### What the task asks
Take all the material and copy it exactly.

>> Begin The records

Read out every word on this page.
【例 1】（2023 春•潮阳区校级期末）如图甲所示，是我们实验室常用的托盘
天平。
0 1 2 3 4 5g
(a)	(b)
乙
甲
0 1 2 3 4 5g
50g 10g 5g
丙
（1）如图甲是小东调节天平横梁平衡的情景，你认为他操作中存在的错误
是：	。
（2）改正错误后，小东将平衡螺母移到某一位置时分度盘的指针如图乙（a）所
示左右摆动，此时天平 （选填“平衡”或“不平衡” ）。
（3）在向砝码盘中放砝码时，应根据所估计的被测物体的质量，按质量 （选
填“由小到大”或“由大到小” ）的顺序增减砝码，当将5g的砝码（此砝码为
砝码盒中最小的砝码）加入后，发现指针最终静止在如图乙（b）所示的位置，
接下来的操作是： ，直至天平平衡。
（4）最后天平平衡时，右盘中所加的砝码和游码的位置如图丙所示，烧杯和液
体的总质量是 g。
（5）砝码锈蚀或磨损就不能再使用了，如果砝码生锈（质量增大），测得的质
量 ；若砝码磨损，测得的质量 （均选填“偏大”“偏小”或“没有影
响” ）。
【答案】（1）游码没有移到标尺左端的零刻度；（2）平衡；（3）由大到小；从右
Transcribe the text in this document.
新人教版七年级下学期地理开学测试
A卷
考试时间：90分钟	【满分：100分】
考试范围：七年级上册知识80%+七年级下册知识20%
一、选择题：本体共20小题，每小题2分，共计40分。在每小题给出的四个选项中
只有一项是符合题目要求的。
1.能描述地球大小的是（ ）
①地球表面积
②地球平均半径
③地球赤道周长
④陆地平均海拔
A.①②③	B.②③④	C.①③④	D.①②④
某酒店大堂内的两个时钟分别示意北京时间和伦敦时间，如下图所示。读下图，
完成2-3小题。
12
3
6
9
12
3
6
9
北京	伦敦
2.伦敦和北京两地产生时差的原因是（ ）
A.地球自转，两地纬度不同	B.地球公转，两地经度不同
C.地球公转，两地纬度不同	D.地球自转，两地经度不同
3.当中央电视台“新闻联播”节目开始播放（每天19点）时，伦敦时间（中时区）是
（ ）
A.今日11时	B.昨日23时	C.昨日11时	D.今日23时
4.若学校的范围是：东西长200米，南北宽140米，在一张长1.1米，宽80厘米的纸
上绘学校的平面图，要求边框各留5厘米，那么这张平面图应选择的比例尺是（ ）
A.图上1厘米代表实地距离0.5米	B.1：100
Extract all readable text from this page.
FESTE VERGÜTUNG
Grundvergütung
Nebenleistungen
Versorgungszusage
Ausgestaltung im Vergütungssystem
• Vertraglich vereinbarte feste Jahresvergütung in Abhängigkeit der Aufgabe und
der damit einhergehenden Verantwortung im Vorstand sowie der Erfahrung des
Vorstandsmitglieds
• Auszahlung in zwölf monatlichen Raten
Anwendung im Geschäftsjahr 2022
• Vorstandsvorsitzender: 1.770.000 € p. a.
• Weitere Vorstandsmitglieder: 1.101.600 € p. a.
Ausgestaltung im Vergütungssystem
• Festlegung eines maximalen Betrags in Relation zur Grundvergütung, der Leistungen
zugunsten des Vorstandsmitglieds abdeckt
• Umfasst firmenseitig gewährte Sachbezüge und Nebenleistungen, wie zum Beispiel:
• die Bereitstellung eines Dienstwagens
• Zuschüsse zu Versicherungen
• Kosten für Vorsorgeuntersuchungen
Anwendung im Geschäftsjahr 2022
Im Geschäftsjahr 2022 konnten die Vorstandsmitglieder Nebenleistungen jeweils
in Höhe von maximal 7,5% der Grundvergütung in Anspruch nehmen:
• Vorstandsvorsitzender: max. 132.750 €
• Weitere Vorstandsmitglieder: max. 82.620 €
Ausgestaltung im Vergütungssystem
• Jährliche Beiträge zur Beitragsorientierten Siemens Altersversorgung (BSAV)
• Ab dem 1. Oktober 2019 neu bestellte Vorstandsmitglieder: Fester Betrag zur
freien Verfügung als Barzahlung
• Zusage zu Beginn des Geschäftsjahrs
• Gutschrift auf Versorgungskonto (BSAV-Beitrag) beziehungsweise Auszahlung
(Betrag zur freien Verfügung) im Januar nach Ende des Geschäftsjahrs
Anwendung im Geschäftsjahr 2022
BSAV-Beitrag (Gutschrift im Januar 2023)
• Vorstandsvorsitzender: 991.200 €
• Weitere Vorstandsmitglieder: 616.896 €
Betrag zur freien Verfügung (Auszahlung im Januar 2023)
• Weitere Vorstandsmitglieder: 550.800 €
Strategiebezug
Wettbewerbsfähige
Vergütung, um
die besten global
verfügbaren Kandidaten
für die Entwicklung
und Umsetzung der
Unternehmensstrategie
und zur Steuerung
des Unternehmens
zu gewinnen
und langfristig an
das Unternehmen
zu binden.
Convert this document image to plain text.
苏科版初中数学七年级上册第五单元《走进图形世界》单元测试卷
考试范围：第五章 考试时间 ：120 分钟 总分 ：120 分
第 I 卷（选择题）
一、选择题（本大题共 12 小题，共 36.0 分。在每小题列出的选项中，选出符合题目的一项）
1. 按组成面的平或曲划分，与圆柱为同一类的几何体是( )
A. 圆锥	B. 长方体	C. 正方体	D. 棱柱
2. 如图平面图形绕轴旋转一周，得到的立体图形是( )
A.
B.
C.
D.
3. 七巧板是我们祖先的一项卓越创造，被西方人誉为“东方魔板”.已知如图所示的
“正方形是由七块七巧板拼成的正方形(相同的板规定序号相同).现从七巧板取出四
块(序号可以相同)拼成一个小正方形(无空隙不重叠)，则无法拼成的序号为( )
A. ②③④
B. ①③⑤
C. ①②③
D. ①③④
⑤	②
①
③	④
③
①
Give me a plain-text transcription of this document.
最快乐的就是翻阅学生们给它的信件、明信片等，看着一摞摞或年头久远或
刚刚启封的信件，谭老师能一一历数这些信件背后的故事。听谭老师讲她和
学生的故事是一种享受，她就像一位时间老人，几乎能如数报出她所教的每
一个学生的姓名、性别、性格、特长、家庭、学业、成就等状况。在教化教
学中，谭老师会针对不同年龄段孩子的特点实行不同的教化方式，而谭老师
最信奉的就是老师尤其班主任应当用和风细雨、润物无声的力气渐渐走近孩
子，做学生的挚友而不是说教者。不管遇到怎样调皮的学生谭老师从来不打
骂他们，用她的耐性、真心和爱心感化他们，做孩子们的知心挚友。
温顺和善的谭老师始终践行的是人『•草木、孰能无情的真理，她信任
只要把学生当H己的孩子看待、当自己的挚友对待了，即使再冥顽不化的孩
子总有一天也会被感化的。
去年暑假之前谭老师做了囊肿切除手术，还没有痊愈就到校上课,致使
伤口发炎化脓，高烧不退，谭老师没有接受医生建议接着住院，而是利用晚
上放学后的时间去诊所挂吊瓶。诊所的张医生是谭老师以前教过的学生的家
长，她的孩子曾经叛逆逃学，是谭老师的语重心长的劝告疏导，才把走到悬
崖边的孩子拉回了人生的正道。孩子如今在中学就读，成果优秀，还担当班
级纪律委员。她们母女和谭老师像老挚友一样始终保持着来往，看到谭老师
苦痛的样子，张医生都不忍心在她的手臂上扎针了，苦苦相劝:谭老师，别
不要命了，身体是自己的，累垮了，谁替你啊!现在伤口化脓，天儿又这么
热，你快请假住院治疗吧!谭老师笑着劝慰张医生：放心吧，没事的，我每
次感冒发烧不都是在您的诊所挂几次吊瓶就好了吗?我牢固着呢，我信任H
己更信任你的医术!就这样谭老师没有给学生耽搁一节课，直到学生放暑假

>> End The records

### Solution below
Read out every word on this page.
【例 1】（2023 春•潮阳区校级期末）如图甲所示，是我们实验室常用的托盘
天平。
0 1 2 3 4 5g
(a)	(b)
乙
甲
0 1 2 3 4 5g
50g 10g 5g
丙
（1）如图甲是小东调节天平横梁平衡的情景，你认为他操作中存在的错误
是：	。
（2）改正错误后，小东将平衡螺母移到某一位置时分度盘的指针如图乙（a）所
示左右摆动，此时天平 （选填“平衡”或“不平衡” ）。
（3）在向砝码盘中放砝码时，应根据所估计的被测物体的质量，按质量 （选
填“由小到大”或“由大到小” ）的顺序增减砝码，当将5g的砝码（此砝码为
砝码盒中最小的砝码）加入后，发现指针最终静止在如图乙（b）所示的位置，
接下来的操作是： ，直至天平平衡。
（4）最后天平平衡时，右盘中所加的砝码和游码的位置如图丙所示，烧杯和液
体的总质量是 g。
（5）砝码锈蚀或磨损就不能再使用了，如果砝码生锈（质量增大），测得的质
量 ；若砝码磨损，测得的质量 （均选填“偏大”“偏小”或“没有影
响” ）。
【答案】（1）游码没有移到标尺左端的零刻度；（2）平衡；（3）由大到小；从右
Transcribe the text in this document.
新人教版七年级下学期地理开学测试
A卷
考试时间：90分钟	【满分：100分】
考试范围：七年级上册知识80%+七年级下册知识20%
一、选择题：本体共20小题，每小题2分，共计40分。在每小题给出的四个选项中
只有一项是符合题目要求的。
1.能描述地球大小的是（ ）
①地球表面积
②地球平均半径
③地球赤道周长
④陆地平均海拔
A.①②③	B.②③④	C.①③④	D.①②④
某酒店大堂内的两个时钟分别示意北京时间和伦敦时间，如下图所示。读下图，
完成2-3小题。
12
3
6
9
12
3
6
9
北京	伦敦
2.伦敦和北京两地产生时差的原因是（ ）
A.地球自转，两地纬度不同	B.地球公转，两地经度不同
C.地球公转，两地纬度不同	D.地球自转，两地经度不同
3.当中央电视台“新闻联播”节目开始播放（每天19点）时，伦敦时间（中时区）是
（ ）
A.今日11时	B.昨日23时	C.昨日11时	D.今日23时
4.若学校的范围是：东西长200米，南北宽140米，在一张长1.1米，宽80厘米的纸
上绘学校的平面图，要求边框各留5厘米，那么这张平面图应选择的比例尺是（ ）
A.图上1厘米代表实地距离0.5米	B.1：100
Extract all readable text from this page.
FESTE VERGÜTUNG
Grundvergütung
Nebenleistungen
Versorgungszusage
Ausgestaltung im Vergütungssystem
• Vertraglich vereinbarte feste Jahresvergütung in Abhängigkeit der Aufgabe und
der damit einhergehenden Verantwortung im Vorstand sowie der Erfahrung des
Vorstandsmitglieds
• Auszahlung in zwölf monatlichen Raten
Anwendung im Geschäftsjahr 2022
• Vorstandsvorsitzender: 1.770.000 € p. a.
• Weitere Vorstandsmitglieder: 1.101.600 € p. a.
Ausgestaltung im Vergütungssystem
• Festlegung eines maximalen Betrags in Relation zur Grundvergütung, der Leistungen
zugunsten des Vorstandsmitglieds abdeckt
• Umfasst firmenseitig gewährte Sachbezüge und Nebenleistungen, wie zum Beispiel:
• die Bereitstellung eines Dienstwagens
• Zuschüsse zu Versicherungen
• Kosten für Vorsorgeuntersuchungen
Anwendung im Geschäftsjahr 2022
Im Geschäftsjahr 2022 konnten die Vorstandsmitglieder Nebenleistungen jeweils
in Höhe von maximal 7,5% der Grundvergütung in Anspruch nehmen:
• Vorstandsvorsitzender: max. 132.750 €
• Weitere Vorstandsmitglieder: max. 82.620 €
Ausgestaltung im Vergütungssystem
• Jährliche Beiträge zur Beitragsorientierten Siemens Altersversorgung (BSAV)
• Ab dem 1. Oktober 2019 neu bestellte Vorstandsmitglieder: Fester Betrag zur
freien Verfügung als Barzahlung
• Zusage zu Beginn des Geschäftsjahrs
• Gutschrift auf Versorgungskonto (BSAV-Beitrag) beziehungsweise Auszahlung
(Betrag zur freien Verfügung) im Januar nach Ende des Geschäftsjahrs
Anwendung im Geschäftsjahr 2022
BSAV-Beitrag (Gutschrift im Januar 2023)
• Vorstandsvorsitzender: 991.200 €
• Weitere Vorstandsmitglieder: 616.896 €
Betrag zur freien Verfügung (Auszahlung im Januar 2023)
• Weitere Vorstandsmitglieder: 550.800 €
Strategiebezug
Wettbewerbsfähige
Vergütung, um
die besten global
verfügbaren Kandidaten
für die Entwicklung
und Umsetzung der
Unternehmensstrategie
und zur Steuerung
des Unternehmens
zu gewinnen
und langfristig an
das Unternehmen
zu binden.
Convert this document image to plain text.
苏科版初中数学七年级上册第五单元《走进图形世界》单元测试卷
考试范围：第五章 考试时间 ：120 分钟 总分 ：120 分
第 I 卷（选择题）
一、选择题（本大题共 12 小题，共 36.0 分。在每小题列出的选项中，选出符合题目的一项）
1. 按组成面的平或曲划分，与圆柱为同一类的几何体是( )
A. 圆锥	B. 长方体	C. 正方体	D. 棱柱
2. 如图平面图形绕轴旋转一周，得到的立体图形是( )
A.
B.
C.
D.
3. 七巧板是我们祖先的一项卓越创造，被西方人誉为“东方魔板”.已知如图所示的
“正方形是由七块七巧板拼成的正方形(相同的板规定序号相同).现从七巧板取出四
块(序号可以相同)拼成一个小正方形(无空隙不重叠)，则无法拼成的序号为( )
A. ②③④
B. ①③⑤
C. ①②③
D. ①③④
⑤	②
①
③	④
③
①
Give me a plain-text transcription of this document.
最快乐的就是翻阅学生们给它的信件、明信片等，看着一摞摞或年头久远或
刚刚启封的信件，谭老师能一一历数这些信件背后的故事。听谭老师讲她和
学生的故事是一种享受，她就像一位时间老人，几乎能如数报出她所教的每
一个学生的姓名、性别、性格、特长、家庭、学业、成就等状况。在教化教
学中，谭老师会针对不同年龄段孩子的特点实行不同的教化方式，而谭老师
最信奉的就是老师尤其班主任应当用和风细雨、润物无声的力气渐渐走近孩
子，做学生的挚友而不是说教者。不管遇到怎样调皮的学生谭老师从来不打
骂他们，用她的耐性、真心和爱心感化他们，做孩子们的知心挚友。
温顺和善的谭老师始终践行的是人『•草木、孰能无情的真理，她信任
只要把学生当H己的孩子看待、当自己的挚友对待了，即使再冥顽不化的孩
子总有一天也会被感化的。
去年暑假之前谭老师做了囊肿切除手术，还没有痊愈就到校上课,致使
伤口发炎化脓，高烧不退，谭老师没有接受医生建议接着住院，而是利用晚
上放学后的时间去诊所挂吊瓶。诊所的张医生是谭老师以前教过的学生的家
长，她的孩子曾经叛逆逃学，是谭老师的语重心长的劝告疏导，才把走到悬
崖边的孩子拉回了人生的正道。孩子如今在中学就读，成果优秀，还担当班
级纪律委员。她们母女和谭老师像老挚友一样始终保持着来往，看到谭老师
苦痛的样子，张医生都不忍心在她的手臂上扎针了，苦苦相劝:谭老师，别
不要命了，身体是自己的，累垮了，谁替你啊!现在伤口化脓，天儿又这么
热，你快请假住院治疗吧!谭老师笑着劝慰张医生：放心吧，没事的，我每
次感冒发烧不都是在您的诊所挂几次吊瓶就好了吗?我牢固着呢，我信任H
己更信任你的医术!就这样谭老师没有给学生耽搁一节课，直到学生放暑假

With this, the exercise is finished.